* Exercise requirements *
Copy every line of the listing that holds the string "current".
++++++++++
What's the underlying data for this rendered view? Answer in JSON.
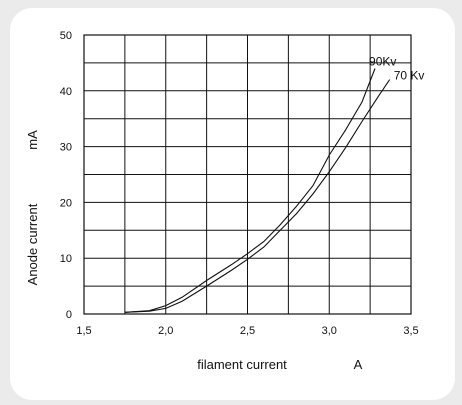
{
  "chart_data": {
    "type": "line",
    "title": "",
    "xlabel": "filament current",
    "xunit": "A",
    "ylabel": "Anode current",
    "yunit": "mA",
    "xlim": [
      1.5,
      3.5
    ],
    "ylim": [
      0,
      50
    ],
    "x_tick_values": [
      1.5,
      2.0,
      2.5,
      3.0,
      3.5
    ],
    "x_tick_labels": [
      "1,5",
      "2,0",
      "2,5",
      "3,0",
      "3,5"
    ],
    "y_tick_values": [
      0,
      10,
      20,
      30,
      40,
      50
    ],
    "y_tick_labels": [
      "0",
      "10",
      "20",
      "30",
      "40",
      "50"
    ],
    "grid": true,
    "series": [
      {
        "name": "90Kv",
        "points": [
          [
            1.75,
            0.3
          ],
          [
            1.9,
            0.6
          ],
          [
            2.0,
            1.5
          ],
          [
            2.1,
            3.0
          ],
          [
            2.25,
            6.0
          ],
          [
            2.4,
            8.8
          ],
          [
            2.5,
            10.8
          ],
          [
            2.6,
            13.0
          ],
          [
            2.7,
            16.0
          ],
          [
            2.8,
            19.3
          ],
          [
            2.9,
            23.0
          ],
          [
            3.0,
            28.5
          ],
          [
            3.1,
            33.0
          ],
          [
            3.2,
            38.0
          ],
          [
            3.28,
            44.0
          ]
        ]
      },
      {
        "name": "70 Kv",
        "points": [
          [
            1.75,
            0.3
          ],
          [
            1.9,
            0.5
          ],
          [
            2.0,
            1.0
          ],
          [
            2.1,
            2.3
          ],
          [
            2.25,
            5.0
          ],
          [
            2.4,
            7.8
          ],
          [
            2.5,
            9.8
          ],
          [
            2.6,
            12.0
          ],
          [
            2.7,
            15.0
          ],
          [
            2.8,
            18.0
          ],
          [
            2.9,
            21.5
          ],
          [
            3.0,
            25.5
          ],
          [
            3.1,
            29.8
          ],
          [
            3.2,
            34.5
          ],
          [
            3.3,
            39.0
          ],
          [
            3.37,
            42.0
          ]
        ]
      }
    ]
  }
}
++++++++++
* Exercise solution *
    "xlabel": "filament current",
    "ylabel": "Anode current",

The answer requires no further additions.